■ INSTRUCTIONS FOR THE TASK ■
Exactly reproduce each entry, leaving out nothing.

[Records from a data collection]
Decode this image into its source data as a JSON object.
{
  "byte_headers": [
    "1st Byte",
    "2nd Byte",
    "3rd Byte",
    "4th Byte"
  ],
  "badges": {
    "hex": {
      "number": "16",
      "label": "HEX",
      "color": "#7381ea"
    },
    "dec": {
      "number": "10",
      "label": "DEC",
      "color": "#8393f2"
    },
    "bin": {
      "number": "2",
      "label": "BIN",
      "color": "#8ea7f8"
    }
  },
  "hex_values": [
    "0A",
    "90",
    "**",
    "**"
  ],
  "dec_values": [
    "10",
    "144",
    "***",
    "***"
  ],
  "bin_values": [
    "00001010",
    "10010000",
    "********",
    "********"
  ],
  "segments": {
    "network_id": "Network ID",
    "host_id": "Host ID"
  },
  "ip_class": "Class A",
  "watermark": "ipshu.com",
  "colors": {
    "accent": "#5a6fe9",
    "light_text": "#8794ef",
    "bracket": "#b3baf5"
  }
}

■ REPLY ■
Decode this image into its source data as a JSON object.
{
  "byte_headers": [
    "1st Byte",
    "2nd Byte",
    "3rd Byte",
    "4th Byte"
  ],
  "badges": {
    "hex": {
      "number": "16",
      "label": "HEX",
      "color": "#7381ea"
    },
    "dec": {
      "number": "10",
      "label": "DEC",
      "color": "#8393f2"
    },
    "bin": {
      "number": "2",
      "label": "BIN",
      "color": "#8ea7f8"
    }
  },
  "hex_values": [
    "0A",
    "90",
    "**",
    "**"
  ],
  "dec_values": [
    "10",
    "144",
    "***",
    "***"
  ],
  "bin_values": [
    "00001010",
    "10010000",
    "********",
    "********"
  ],
  "segments": {
    "network_id": "Network ID",
    "host_id": "Host ID"
  },
  "ip_class": "Class A",
  "watermark": "ipshu.com",
  "colors": {
    "accent": "#5a6fe9",
    "light_text": "#8794ef",
    "bracket": "#b3baf5"
  }
}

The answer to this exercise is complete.